EXTRACTED MATERIAL -
** Begin **

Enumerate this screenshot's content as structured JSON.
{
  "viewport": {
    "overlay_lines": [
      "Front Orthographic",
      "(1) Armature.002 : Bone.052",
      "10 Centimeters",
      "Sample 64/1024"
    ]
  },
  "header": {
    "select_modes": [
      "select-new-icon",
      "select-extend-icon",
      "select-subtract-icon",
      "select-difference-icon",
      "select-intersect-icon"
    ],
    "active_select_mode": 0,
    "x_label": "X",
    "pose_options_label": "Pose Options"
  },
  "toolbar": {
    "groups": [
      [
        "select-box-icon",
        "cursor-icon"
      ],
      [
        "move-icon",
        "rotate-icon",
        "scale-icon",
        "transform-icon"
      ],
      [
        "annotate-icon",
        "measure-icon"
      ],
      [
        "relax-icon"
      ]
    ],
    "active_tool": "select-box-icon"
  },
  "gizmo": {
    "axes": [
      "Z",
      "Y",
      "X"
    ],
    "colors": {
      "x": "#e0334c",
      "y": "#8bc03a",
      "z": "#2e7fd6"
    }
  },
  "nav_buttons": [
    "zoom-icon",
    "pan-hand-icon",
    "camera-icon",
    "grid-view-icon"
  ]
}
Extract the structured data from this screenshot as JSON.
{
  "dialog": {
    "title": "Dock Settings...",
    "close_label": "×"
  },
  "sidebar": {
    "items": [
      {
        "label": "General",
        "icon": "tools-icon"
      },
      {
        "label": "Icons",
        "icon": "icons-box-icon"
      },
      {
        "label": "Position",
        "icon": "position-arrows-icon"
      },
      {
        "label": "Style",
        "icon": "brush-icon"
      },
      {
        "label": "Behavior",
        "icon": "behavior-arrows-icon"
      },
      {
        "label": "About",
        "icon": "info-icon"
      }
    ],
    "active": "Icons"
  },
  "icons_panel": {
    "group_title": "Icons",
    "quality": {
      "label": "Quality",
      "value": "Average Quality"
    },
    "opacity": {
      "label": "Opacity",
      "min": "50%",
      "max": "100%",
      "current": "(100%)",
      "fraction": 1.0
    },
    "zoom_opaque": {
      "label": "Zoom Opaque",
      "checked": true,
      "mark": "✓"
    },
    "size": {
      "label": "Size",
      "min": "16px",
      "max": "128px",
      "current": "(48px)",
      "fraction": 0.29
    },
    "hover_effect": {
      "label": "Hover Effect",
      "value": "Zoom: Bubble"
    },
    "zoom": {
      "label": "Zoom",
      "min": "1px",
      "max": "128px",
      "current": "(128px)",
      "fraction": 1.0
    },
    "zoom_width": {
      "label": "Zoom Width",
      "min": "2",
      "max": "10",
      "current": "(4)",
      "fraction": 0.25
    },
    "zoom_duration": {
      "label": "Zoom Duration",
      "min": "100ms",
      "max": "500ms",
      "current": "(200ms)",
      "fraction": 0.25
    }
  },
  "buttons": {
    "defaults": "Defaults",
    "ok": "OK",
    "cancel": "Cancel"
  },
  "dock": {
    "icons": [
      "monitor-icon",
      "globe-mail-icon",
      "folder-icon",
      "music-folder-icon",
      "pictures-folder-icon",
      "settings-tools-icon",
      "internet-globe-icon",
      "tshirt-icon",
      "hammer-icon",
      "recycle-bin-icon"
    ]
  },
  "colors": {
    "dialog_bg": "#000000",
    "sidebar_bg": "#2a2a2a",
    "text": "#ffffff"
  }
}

** End **

SHORT TASK - Gather each line in these records that contains the string "value".

RESULT -
      "value": "Average Quality"
      "value": "Zoom: Bubble"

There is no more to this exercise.